◆ **REQUIREMENT**
Transcribe the records exactly. Pictures do not belong in the transcription.

(Rows from a figure dataset)

.....

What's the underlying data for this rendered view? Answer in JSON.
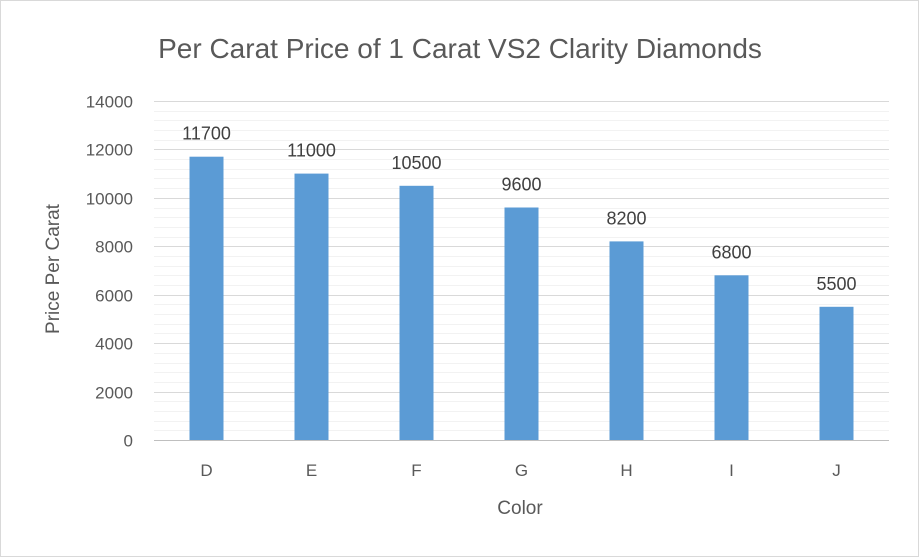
{
  "chart_data": {
    "type": "bar",
    "title": "Per Carat Price of 1 Carat VS2 Clarity Diamonds",
    "xlabel": "Color",
    "ylabel": "Price Per Carat",
    "categories": [
      "D",
      "E",
      "F",
      "G",
      "H",
      "I",
      "J"
    ],
    "series": [
      {
        "name": "Price Per Carat",
        "values": [
          11700,
          11000,
          10500,
          9600,
          8200,
          6800,
          5500
        ],
        "color": "#5b9bd5"
      }
    ],
    "ylim": [
      0,
      14000
    ],
    "yticks": [
      0,
      2000,
      4000,
      6000,
      8000,
      10000,
      12000,
      14000
    ],
    "major_grid_step": 2000,
    "minor_grid_step": 400,
    "grid": true,
    "legend": "none",
    "colors": {
      "major_grid": "#d9d9d9",
      "minor_grid": "#f2f2f2",
      "axis": "#bfbfbf"
    }
  }
}
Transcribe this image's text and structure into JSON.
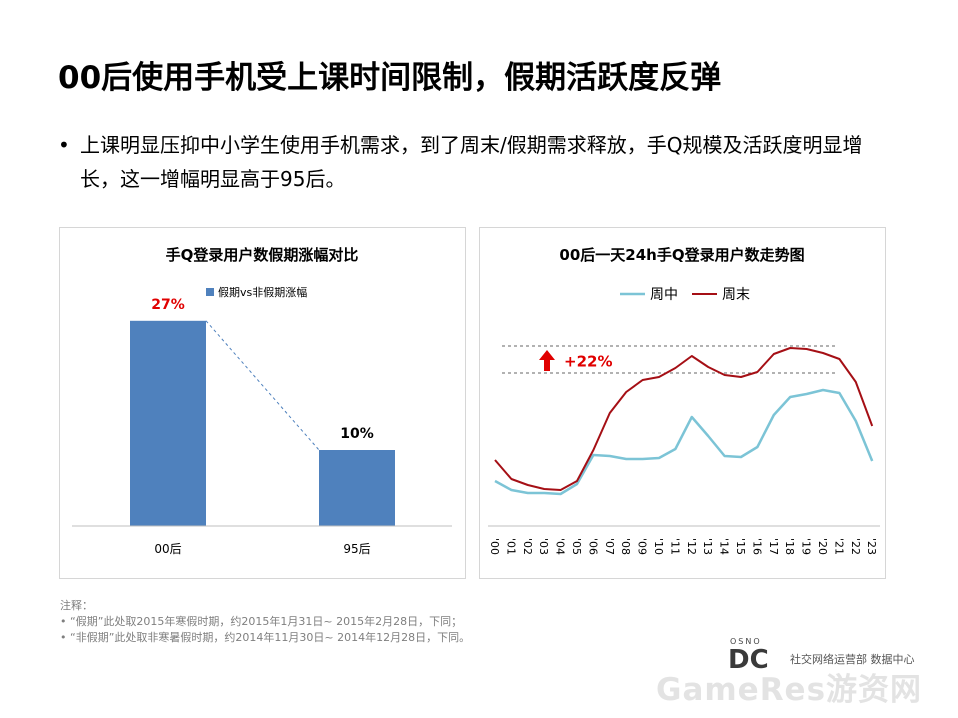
{
  "slide": {
    "title": "00后使用手机受上课时间限制，假期活跃度反弹",
    "bullet_dot": "•",
    "bullet": "上课明显压抑中小学生使用手机需求，到了周末/假期需求释放，手Q规模及活跃度明显增长，这一增幅明显高于95后。"
  },
  "chart_data": [
    {
      "type": "bar",
      "title": "手Q登录用户数假期涨幅对比",
      "categories": [
        "00后",
        "95后"
      ],
      "series": [
        {
          "name": "假期vs非假期涨幅",
          "values": [
            27,
            10
          ],
          "color": "#4f81bd"
        }
      ],
      "data_labels": [
        "27%",
        "10%"
      ],
      "label_colors": [
        "#e00000",
        "#000000"
      ],
      "ylim": [
        0,
        30
      ],
      "legend": "top"
    },
    {
      "type": "line",
      "title": "00后一天24h手Q登录用户数走势图",
      "x": [
        "'00",
        "'01",
        "'02",
        "'03",
        "'04",
        "'05",
        "'06",
        "'07",
        "'08",
        "'09",
        "'10",
        "'11",
        "'12",
        "'13",
        "'14",
        "'15",
        "'16",
        "'17",
        "'18",
        "'19",
        "'20",
        "'21",
        "'22",
        "'23"
      ],
      "series": [
        {
          "name": "周中",
          "color": "#7cc4d6",
          "values": [
            40,
            31,
            28,
            28,
            27,
            37,
            66,
            65,
            62,
            62,
            63,
            72,
            104,
            85,
            65,
            64,
            74,
            106,
            124,
            127,
            131,
            128,
            100,
            60
          ]
        },
        {
          "name": "周末",
          "color": "#a50f15",
          "values": [
            61,
            42,
            36,
            32,
            31,
            40,
            71,
            108,
            129,
            141,
            144,
            153,
            165,
            154,
            146,
            144,
            149,
            167,
            173,
            172,
            168,
            162,
            139,
            95
          ]
        }
      ],
      "annotation": "+22%",
      "annotation_color": "#e00000",
      "legend": "top"
    }
  ],
  "notes": {
    "header": "注释：",
    "items": [
      "“假期”此处取2015年寒假时期，约2015年1月31日~  2015年2月28日，下同；",
      "“非假期”此处取非寒暑假时期，约2014年11月30日~  2014年12月28日，下同。"
    ]
  },
  "logo": {
    "letters": "DC",
    "small": "OSNO",
    "text": "社交网络运营部 数据中心"
  },
  "watermark": "GameRes游资网",
  "colors": {
    "bar": "#4f81bd",
    "weekday": "#7cc4d6",
    "weekend": "#a50f15",
    "highlight": "#e00000"
  }
}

.....

◆ **EXERCISE ANSWER**
What's the underlying data for this rendered view? Answer in JSON.
{
  "chart_data": {
    "type": "bar",
    "title": "Per Carat Price of 1 Carat VS2 Clarity Diamonds",
    "xlabel": "Color",
    "ylabel": "Price Per Carat",
    "categories": [
      "D",
      "E",
      "F",
      "G",
      "H",
      "I",
      "J"
    ],
    "series": [
      {
        "name": "Price Per Carat",
        "values": [
          11700,
          11000,
          10500,
          9600,
          8200,
          6800,
          5500
        ],
        "color": "#5b9bd5"
      }
    ],
    "ylim": [
      0,
      14000
    ],
    "yticks": [
      0,
      2000,
      4000,
      6000,
      8000,
      10000,
      12000,
      14000
    ],
    "major_grid_step": 2000,
    "minor_grid_step": 400,
    "grid": true,
    "legend": "none",
    "colors": {
      "major_grid": "#d9d9d9",
      "minor_grid": "#f2f2f2",
      "axis": "#bfbfbf"
    }
  }
}
Transcribe this image's text and structure into JSON.
{
  "slide": {
    "title": "00后使用手机受上课时间限制，假期活跃度反弹",
    "bullet_dot": "•",
    "bullet": "上课明显压抑中小学生使用手机需求，到了周末/假期需求释放，手Q规模及活跃度明显增长，这一增幅明显高于95后。"
  },
  "chart_data": [
    {
      "type": "bar",
      "title": "手Q登录用户数假期涨幅对比",
      "categories": [
        "00后",
        "95后"
      ],
      "series": [
        {
          "name": "假期vs非假期涨幅",
          "values": [
            27,
            10
          ],
          "color": "#4f81bd"
        }
      ],
      "data_labels": [
        "27%",
        "10%"
      ],
      "label_colors": [
        "#e00000",
        "#000000"
      ],
      "ylim": [
        0,
        30
      ],
      "legend": "top"
    },
    {
      "type": "line",
      "title": "00后一天24h手Q登录用户数走势图",
      "x": [
        "'00",
        "'01",
        "'02",
        "'03",
        "'04",
        "'05",
        "'06",
        "'07",
        "'08",
        "'09",
        "'10",
        "'11",
        "'12",
        "'13",
        "'14",
        "'15",
        "'16",
        "'17",
        "'18",
        "'19",
        "'20",
        "'21",
        "'22",
        "'23"
      ],
      "series": [
        {
          "name": "周中",
          "color": "#7cc4d6",
          "values": [
            40,
            31,
            28,
            28,
            27,
            37,
            66,
            65,
            62,
            62,
            63,
            72,
            104,
            85,
            65,
            64,
            74,
            106,
            124,
            127,
            131,
            128,
            100,
            60
          ]
        },
        {
          "name": "周末",
          "color": "#a50f15",
          "values": [
            61,
            42,
            36,
            32,
            31,
            40,
            71,
            108,
            129,
            141,
            144,
            153,
            165,
            154,
            146,
            144,
            149,
            167,
            173,
            172,
            168,
            162,
            139,
            95
          ]
        }
      ],
      "annotation": "+22%",
      "annotation_color": "#e00000",
      "legend": "top"
    }
  ],
  "notes": {
    "header": "注释：",
    "items": [
      "“假期”此处取2015年寒假时期，约2015年1月31日~  2015年2月28日，下同；",
      "“非假期”此处取非寒暑假时期，约2014年11月30日~  2014年12月28日，下同。"
    ]
  },
  "logo": {
    "letters": "DC",
    "small": "OSNO",
    "text": "社交网络运营部 数据中心"
  },
  "watermark": "GameRes游资网",
  "colors": {
    "bar": "#4f81bd",
    "weekday": "#7cc4d6",
    "weekend": "#a50f15",
    "highlight": "#e00000"
  }
}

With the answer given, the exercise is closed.